- _REQUIRED TASK_: Using the listing below, extract each line that has the word "ἀνόσιον" in it.

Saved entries
(begin)
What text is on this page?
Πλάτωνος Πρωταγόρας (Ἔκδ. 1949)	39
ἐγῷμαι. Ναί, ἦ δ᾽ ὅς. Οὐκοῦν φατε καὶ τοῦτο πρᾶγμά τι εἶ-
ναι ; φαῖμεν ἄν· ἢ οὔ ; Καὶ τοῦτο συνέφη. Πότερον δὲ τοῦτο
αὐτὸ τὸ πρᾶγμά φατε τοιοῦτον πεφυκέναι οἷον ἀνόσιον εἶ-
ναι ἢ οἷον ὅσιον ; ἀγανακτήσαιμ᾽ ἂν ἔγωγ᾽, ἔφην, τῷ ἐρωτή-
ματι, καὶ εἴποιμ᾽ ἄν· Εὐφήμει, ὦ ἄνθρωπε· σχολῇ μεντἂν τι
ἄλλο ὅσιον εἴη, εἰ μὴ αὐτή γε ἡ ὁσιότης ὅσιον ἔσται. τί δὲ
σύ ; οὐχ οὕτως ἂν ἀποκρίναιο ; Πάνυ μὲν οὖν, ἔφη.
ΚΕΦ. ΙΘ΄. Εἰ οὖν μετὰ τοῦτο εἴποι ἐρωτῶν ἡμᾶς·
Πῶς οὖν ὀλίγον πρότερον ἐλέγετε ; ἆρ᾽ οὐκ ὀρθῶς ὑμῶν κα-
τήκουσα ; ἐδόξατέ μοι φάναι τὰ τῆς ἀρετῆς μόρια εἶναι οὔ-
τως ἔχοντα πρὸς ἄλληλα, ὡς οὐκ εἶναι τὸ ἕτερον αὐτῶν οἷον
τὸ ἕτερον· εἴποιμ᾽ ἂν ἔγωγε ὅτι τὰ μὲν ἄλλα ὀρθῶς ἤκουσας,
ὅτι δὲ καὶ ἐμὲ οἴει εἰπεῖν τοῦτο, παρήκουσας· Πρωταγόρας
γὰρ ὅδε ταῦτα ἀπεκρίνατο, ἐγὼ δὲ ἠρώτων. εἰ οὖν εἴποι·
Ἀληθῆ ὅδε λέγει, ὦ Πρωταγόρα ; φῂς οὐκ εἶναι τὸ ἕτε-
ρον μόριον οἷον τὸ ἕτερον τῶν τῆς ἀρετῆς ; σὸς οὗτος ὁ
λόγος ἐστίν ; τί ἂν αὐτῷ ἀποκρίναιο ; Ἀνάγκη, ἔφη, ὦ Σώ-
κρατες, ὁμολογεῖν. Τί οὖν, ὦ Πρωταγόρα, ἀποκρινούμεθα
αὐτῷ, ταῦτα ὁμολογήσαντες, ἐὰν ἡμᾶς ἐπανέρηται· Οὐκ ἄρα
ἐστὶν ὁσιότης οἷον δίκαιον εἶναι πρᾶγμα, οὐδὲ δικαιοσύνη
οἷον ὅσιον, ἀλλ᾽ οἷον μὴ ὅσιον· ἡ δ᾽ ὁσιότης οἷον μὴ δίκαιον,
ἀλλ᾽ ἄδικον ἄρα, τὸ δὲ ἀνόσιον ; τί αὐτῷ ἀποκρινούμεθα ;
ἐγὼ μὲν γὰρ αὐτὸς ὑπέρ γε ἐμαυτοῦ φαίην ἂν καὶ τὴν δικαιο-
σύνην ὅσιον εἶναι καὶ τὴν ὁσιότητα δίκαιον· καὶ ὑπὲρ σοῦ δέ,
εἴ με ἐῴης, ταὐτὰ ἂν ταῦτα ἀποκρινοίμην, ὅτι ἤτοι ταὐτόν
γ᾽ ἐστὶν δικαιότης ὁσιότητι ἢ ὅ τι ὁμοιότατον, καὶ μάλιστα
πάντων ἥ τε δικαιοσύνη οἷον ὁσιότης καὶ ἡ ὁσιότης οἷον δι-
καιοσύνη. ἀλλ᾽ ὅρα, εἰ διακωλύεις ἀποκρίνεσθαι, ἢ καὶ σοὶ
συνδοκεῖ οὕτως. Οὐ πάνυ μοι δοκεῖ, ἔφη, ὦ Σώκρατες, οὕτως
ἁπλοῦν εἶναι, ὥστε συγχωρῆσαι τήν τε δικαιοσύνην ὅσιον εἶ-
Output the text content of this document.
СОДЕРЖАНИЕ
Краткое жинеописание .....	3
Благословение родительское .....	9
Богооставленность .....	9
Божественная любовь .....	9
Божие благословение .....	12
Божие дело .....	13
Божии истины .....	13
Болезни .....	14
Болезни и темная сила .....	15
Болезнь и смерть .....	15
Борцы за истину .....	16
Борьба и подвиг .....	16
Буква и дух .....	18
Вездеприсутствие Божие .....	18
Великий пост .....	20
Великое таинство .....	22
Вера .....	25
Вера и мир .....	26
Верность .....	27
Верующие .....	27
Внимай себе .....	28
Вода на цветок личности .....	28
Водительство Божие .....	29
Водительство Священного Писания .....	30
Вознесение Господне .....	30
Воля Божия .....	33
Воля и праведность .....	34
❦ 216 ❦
(end)
- _EXERCISE RESULT_:
αὐτὸ τὸ πρᾶγμά φατε τοιοῦτον πεφυκέναι οἷον ἀνόσιον εἶ-
ἀλλ᾽ ἄδικον ἄρα, τὸ δὲ ἀνόσιον ; τί αὐτῷ ἀποκρινούμεθα ;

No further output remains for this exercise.